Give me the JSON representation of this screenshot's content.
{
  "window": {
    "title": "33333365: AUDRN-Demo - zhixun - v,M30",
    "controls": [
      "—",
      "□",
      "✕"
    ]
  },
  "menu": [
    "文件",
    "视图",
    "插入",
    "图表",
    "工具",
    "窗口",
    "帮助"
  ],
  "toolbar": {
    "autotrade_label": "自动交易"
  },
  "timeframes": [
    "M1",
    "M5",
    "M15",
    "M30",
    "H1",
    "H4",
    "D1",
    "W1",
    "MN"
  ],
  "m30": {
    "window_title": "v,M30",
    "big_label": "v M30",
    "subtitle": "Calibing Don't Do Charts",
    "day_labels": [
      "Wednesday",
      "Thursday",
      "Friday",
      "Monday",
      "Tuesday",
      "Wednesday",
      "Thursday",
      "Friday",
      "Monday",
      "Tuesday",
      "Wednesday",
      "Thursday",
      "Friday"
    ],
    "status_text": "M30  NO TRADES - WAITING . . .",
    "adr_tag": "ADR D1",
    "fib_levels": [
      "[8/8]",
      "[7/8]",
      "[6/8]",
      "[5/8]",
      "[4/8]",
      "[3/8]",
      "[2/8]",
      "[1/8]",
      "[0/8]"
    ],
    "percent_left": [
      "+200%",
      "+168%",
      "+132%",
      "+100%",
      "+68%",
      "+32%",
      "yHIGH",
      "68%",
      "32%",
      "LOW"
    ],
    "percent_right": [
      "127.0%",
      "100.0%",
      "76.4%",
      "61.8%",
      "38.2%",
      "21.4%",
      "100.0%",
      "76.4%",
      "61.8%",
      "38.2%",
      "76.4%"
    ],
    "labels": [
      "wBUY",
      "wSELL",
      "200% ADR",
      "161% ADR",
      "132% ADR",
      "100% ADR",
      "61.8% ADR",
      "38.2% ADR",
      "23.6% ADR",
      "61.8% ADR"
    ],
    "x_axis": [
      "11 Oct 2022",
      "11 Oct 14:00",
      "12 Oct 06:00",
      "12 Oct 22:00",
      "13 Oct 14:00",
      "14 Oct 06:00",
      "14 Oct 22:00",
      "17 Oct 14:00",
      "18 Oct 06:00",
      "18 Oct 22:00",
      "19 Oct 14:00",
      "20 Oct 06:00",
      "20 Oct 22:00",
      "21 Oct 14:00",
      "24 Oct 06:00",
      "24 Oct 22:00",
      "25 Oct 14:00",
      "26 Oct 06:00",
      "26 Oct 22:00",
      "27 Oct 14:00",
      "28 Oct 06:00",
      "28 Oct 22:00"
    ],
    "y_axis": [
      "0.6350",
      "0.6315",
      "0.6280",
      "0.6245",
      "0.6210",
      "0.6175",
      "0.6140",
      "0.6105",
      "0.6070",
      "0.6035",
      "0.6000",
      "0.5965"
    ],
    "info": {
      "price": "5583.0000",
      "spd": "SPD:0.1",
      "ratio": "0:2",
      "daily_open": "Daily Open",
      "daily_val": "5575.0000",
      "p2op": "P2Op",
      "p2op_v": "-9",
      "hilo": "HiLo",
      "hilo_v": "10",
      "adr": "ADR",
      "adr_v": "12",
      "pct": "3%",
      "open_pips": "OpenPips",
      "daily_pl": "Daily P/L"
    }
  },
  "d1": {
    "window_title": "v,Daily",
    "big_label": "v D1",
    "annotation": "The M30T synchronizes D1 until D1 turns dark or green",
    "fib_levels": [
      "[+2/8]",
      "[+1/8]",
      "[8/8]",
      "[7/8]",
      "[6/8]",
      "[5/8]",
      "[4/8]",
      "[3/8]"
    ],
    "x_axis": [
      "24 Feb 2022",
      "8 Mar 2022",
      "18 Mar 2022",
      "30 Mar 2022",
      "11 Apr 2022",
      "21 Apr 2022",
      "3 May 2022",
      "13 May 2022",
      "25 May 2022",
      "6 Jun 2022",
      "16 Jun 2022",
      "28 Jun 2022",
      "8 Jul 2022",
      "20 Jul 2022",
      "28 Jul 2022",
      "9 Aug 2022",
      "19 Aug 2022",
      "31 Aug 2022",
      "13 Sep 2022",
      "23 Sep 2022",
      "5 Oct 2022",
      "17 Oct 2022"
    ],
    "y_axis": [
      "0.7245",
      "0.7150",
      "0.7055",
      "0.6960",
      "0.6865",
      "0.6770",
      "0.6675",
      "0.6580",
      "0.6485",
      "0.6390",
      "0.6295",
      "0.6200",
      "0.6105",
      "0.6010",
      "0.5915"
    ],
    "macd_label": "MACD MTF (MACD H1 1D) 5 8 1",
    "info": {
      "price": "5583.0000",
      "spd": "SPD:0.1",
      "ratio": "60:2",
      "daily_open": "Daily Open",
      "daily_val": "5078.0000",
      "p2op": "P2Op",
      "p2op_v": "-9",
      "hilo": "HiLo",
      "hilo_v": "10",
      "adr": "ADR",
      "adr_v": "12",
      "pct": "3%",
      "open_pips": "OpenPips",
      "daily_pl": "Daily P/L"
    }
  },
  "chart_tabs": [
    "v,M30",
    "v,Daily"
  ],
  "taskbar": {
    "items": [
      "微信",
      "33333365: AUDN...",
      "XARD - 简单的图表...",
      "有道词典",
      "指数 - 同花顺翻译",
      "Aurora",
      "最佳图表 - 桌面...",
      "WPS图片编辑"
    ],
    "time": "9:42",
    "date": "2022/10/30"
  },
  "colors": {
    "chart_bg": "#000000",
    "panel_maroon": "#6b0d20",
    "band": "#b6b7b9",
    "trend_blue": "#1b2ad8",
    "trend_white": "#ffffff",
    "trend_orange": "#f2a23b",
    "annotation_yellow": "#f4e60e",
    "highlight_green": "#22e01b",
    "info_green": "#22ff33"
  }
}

## WORK REQUIRED
Retype all the material above precisely, with no line left out.

## EXERCISE RESPONSE
Give me the JSON representation of this screenshot's content.
{
  "window": {
    "title": "33333365: AUDRN-Demo - zhixun - v,M30",
    "controls": [
      "—",
      "□",
      "✕"
    ]
  },
  "menu": [
    "文件",
    "视图",
    "插入",
    "图表",
    "工具",
    "窗口",
    "帮助"
  ],
  "toolbar": {
    "autotrade_label": "自动交易"
  },
  "timeframes": [
    "M1",
    "M5",
    "M15",
    "M30",
    "H1",
    "H4",
    "D1",
    "W1",
    "MN"
  ],
  "m30": {
    "window_title": "v,M30",
    "big_label": "v M30",
    "subtitle": "Calibing Don't Do Charts",
    "day_labels": [
      "Wednesday",
      "Thursday",
      "Friday",
      "Monday",
      "Tuesday",
      "Wednesday",
      "Thursday",
      "Friday",
      "Monday",
      "Tuesday",
      "Wednesday",
      "Thursday",
      "Friday"
    ],
    "status_text": "M30  NO TRADES - WAITING . . .",
    "adr_tag": "ADR D1",
    "fib_levels": [
      "[8/8]",
      "[7/8]",
      "[6/8]",
      "[5/8]",
      "[4/8]",
      "[3/8]",
      "[2/8]",
      "[1/8]",
      "[0/8]"
    ],
    "percent_left": [
      "+200%",
      "+168%",
      "+132%",
      "+100%",
      "+68%",
      "+32%",
      "yHIGH",
      "68%",
      "32%",
      "LOW"
    ],
    "percent_right": [
      "127.0%",
      "100.0%",
      "76.4%",
      "61.8%",
      "38.2%",
      "21.4%",
      "100.0%",
      "76.4%",
      "61.8%",
      "38.2%",
      "76.4%"
    ],
    "labels": [
      "wBUY",
      "wSELL",
      "200% ADR",
      "161% ADR",
      "132% ADR",
      "100% ADR",
      "61.8% ADR",
      "38.2% ADR",
      "23.6% ADR",
      "61.8% ADR"
    ],
    "x_axis": [
      "11 Oct 2022",
      "11 Oct 14:00",
      "12 Oct 06:00",
      "12 Oct 22:00",
      "13 Oct 14:00",
      "14 Oct 06:00",
      "14 Oct 22:00",
      "17 Oct 14:00",
      "18 Oct 06:00",
      "18 Oct 22:00",
      "19 Oct 14:00",
      "20 Oct 06:00",
      "20 Oct 22:00",
      "21 Oct 14:00",
      "24 Oct 06:00",
      "24 Oct 22:00",
      "25 Oct 14:00",
      "26 Oct 06:00",
      "26 Oct 22:00",
      "27 Oct 14:00",
      "28 Oct 06:00",
      "28 Oct 22:00"
    ],
    "y_axis": [
      "0.6350",
      "0.6315",
      "0.6280",
      "0.6245",
      "0.6210",
      "0.6175",
      "0.6140",
      "0.6105",
      "0.6070",
      "0.6035",
      "0.6000",
      "0.5965"
    ],
    "info": {
      "price": "5583.0000",
      "spd": "SPD:0.1",
      "ratio": "0:2",
      "daily_open": "Daily Open",
      "daily_val": "5575.0000",
      "p2op": "P2Op",
      "p2op_v": "-9",
      "hilo": "HiLo",
      "hilo_v": "10",
      "adr": "ADR",
      "adr_v": "12",
      "pct": "3%",
      "open_pips": "OpenPips",
      "daily_pl": "Daily P/L"
    }
  },
  "d1": {
    "window_title": "v,Daily",
    "big_label": "v D1",
    "annotation": "The M30T synchronizes D1 until D1 turns dark or green",
    "fib_levels": [
      "[+2/8]",
      "[+1/8]",
      "[8/8]",
      "[7/8]",
      "[6/8]",
      "[5/8]",
      "[4/8]",
      "[3/8]"
    ],
    "x_axis": [
      "24 Feb 2022",
      "8 Mar 2022",
      "18 Mar 2022",
      "30 Mar 2022",
      "11 Apr 2022",
      "21 Apr 2022",
      "3 May 2022",
      "13 May 2022",
      "25 May 2022",
      "6 Jun 2022",
      "16 Jun 2022",
      "28 Jun 2022",
      "8 Jul 2022",
      "20 Jul 2022",
      "28 Jul 2022",
      "9 Aug 2022",
      "19 Aug 2022",
      "31 Aug 2022",
      "13 Sep 2022",
      "23 Sep 2022",
      "5 Oct 2022",
      "17 Oct 2022"
    ],
    "y_axis": [
      "0.7245",
      "0.7150",
      "0.7055",
      "0.6960",
      "0.6865",
      "0.6770",
      "0.6675",
      "0.6580",
      "0.6485",
      "0.6390",
      "0.6295",
      "0.6200",
      "0.6105",
      "0.6010",
      "0.5915"
    ],
    "macd_label": "MACD MTF (MACD H1 1D) 5 8 1",
    "info": {
      "price": "5583.0000",
      "spd": "SPD:0.1",
      "ratio": "60:2",
      "daily_open": "Daily Open",
      "daily_val": "5078.0000",
      "p2op": "P2Op",
      "p2op_v": "-9",
      "hilo": "HiLo",
      "hilo_v": "10",
      "adr": "ADR",
      "adr_v": "12",
      "pct": "3%",
      "open_pips": "OpenPips",
      "daily_pl": "Daily P/L"
    }
  },
  "chart_tabs": [
    "v,M30",
    "v,Daily"
  ],
  "taskbar": {
    "items": [
      "微信",
      "33333365: AUDN...",
      "XARD - 简单的图表...",
      "有道词典",
      "指数 - 同花顺翻译",
      "Aurora",
      "最佳图表 - 桌面...",
      "WPS图片编辑"
    ],
    "time": "9:42",
    "date": "2022/10/30"
  },
  "colors": {
    "chart_bg": "#000000",
    "panel_maroon": "#6b0d20",
    "band": "#b6b7b9",
    "trend_blue": "#1b2ad8",
    "trend_white": "#ffffff",
    "trend_orange": "#f2a23b",
    "annotation_yellow": "#f4e60e",
    "highlight_green": "#22e01b",
    "info_green": "#22ff33"
  }
}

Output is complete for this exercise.